# [Data entries]
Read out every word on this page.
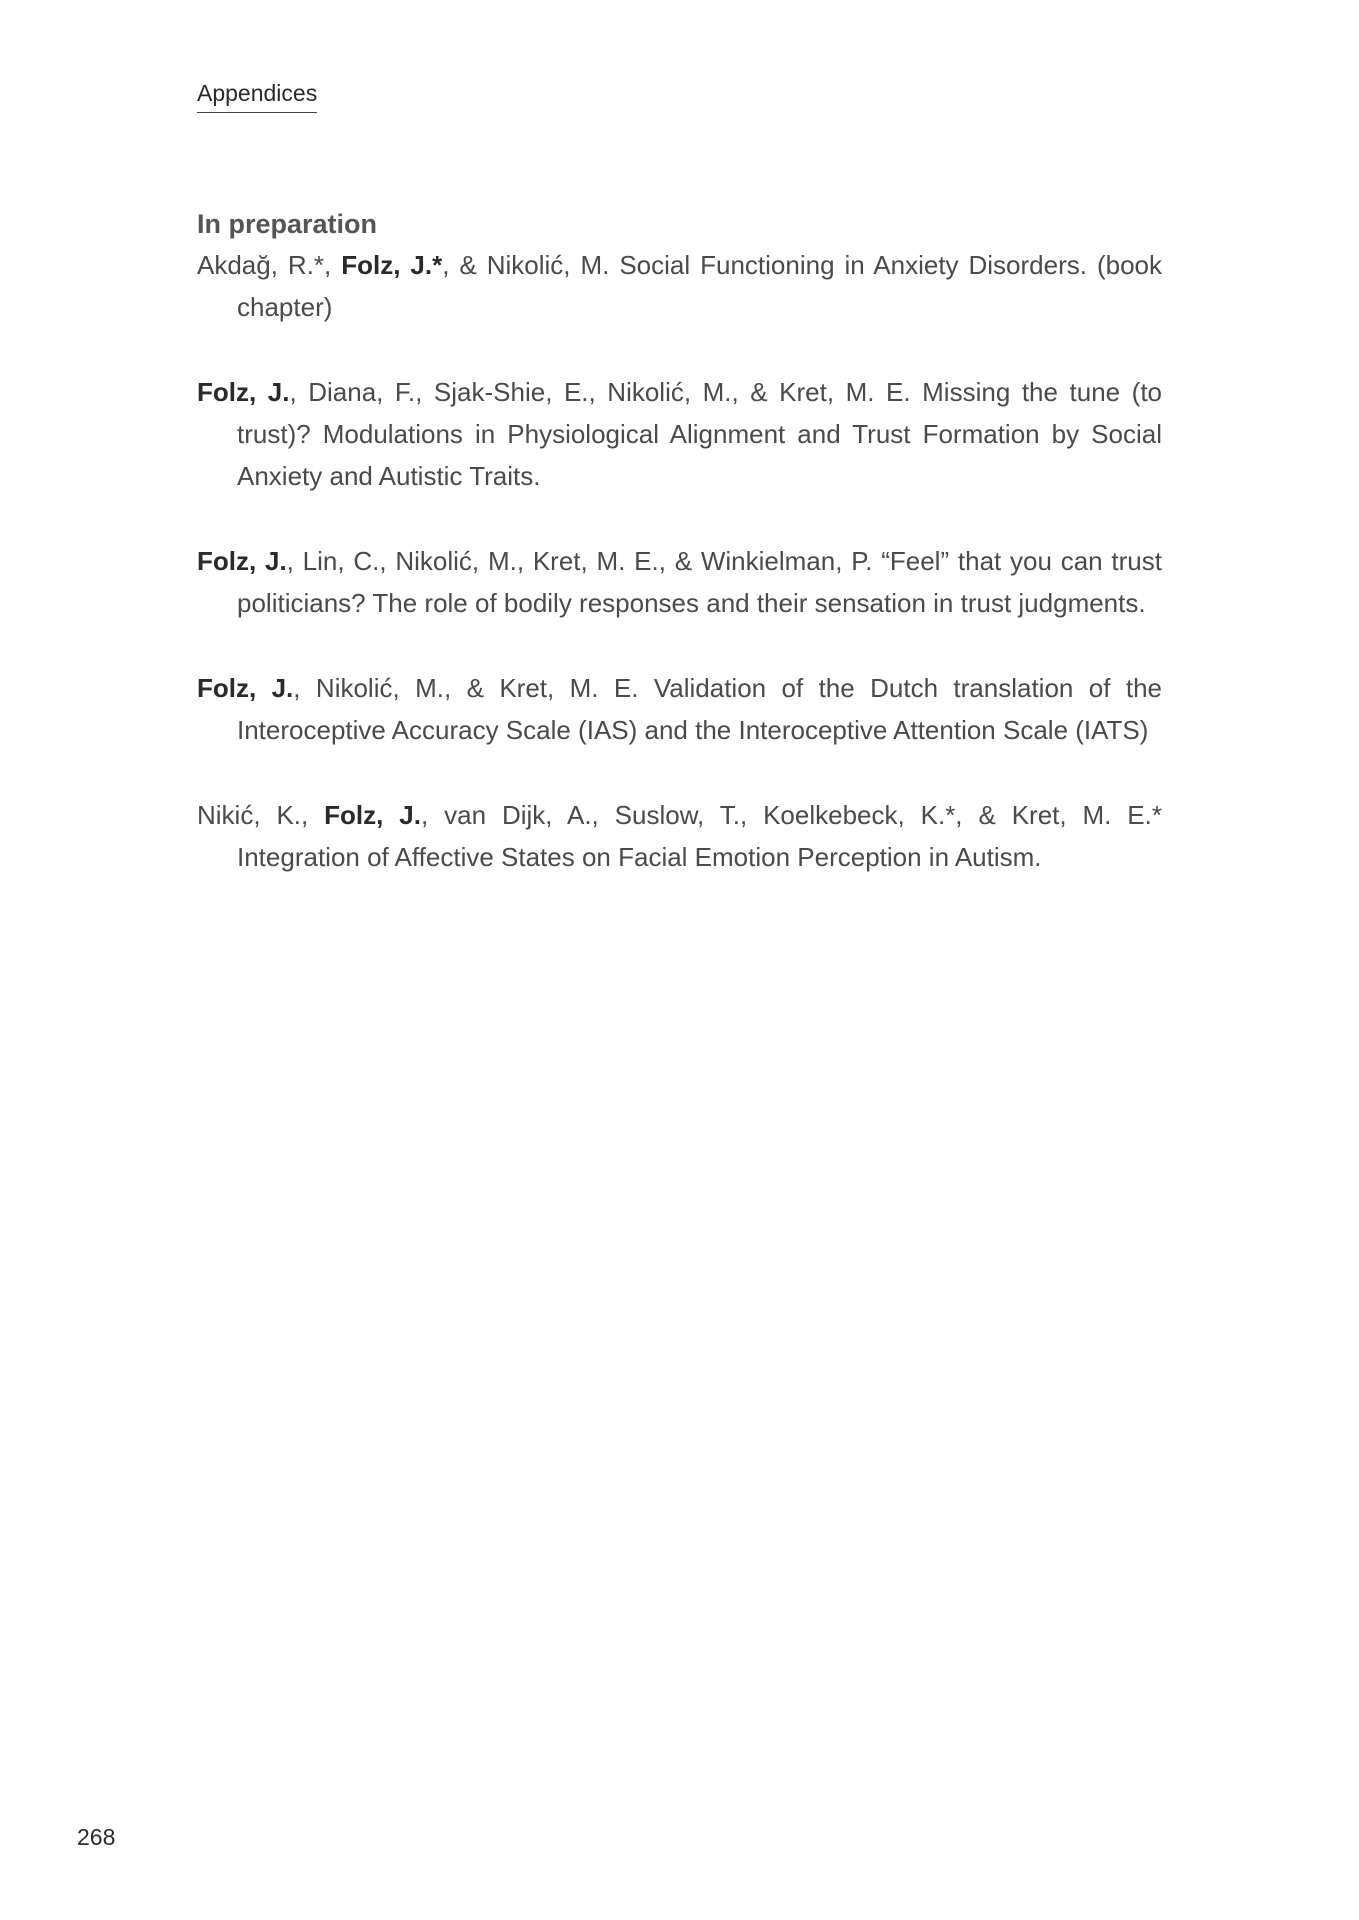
Appendices

In preparation

Akdağ, R.*, Folz, J.*, & Nikolić, M. Social Functioning in Anxiety Disorders. (book chapter)

Folz, J., Diana, F., Sjak-Shie, E., Nikolić, M., & Kret, M. E. Missing the tune (to trust)? Modulations in Physiological Alignment and Trust Formation by Social Anxiety and Autistic Traits.

Folz, J., Lin, C., Nikolić, M., Kret, M. E., & Winkielman, P. “Feel” that you can trust politicians? The role of bodily responses and their sensation in trust judgments.

Folz, J., Nikolić, M., & Kret, M. E. Validation of the Dutch translation of the Interoceptive Accuracy Scale (IAS) and the Interoceptive Attention Scale (IATS)

Nikić, K., Folz, J., van Dijk, A., Suslow, T., Koelkebeck, K.*, & Kret, M. E.* Integration of Affective States on Facial Emotion Perception in Autism.

268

# [Written exercise]
Return all the entries word for word, but omit any pictures they contain.

# [Solution to this exercise]
Read out every word on this page.
Appendices

In preparation

Akdağ, R.*, Folz, J.*, & Nikolić, M. Social Functioning in Anxiety Disorders. (book chapter)

Folz, J., Diana, F., Sjak-Shie, E., Nikolić, M., & Kret, M. E. Missing the tune (to trust)? Modulations in Physiological Alignment and Trust Formation by Social Anxiety and Autistic Traits.

Folz, J., Lin, C., Nikolić, M., Kret, M. E., & Winkielman, P. “Feel” that you can trust politicians? The role of bodily responses and their sensation in trust judgments.

Folz, J., Nikolić, M., & Kret, M. E. Validation of the Dutch translation of the Interoceptive Accuracy Scale (IAS) and the Interoceptive Attention Scale (IATS)

Nikić, K., Folz, J., van Dijk, A., Suslow, T., Koelkebeck, K.*, & Kret, M. E.* Integration of Affective States on Facial Emotion Perception in Autism.

268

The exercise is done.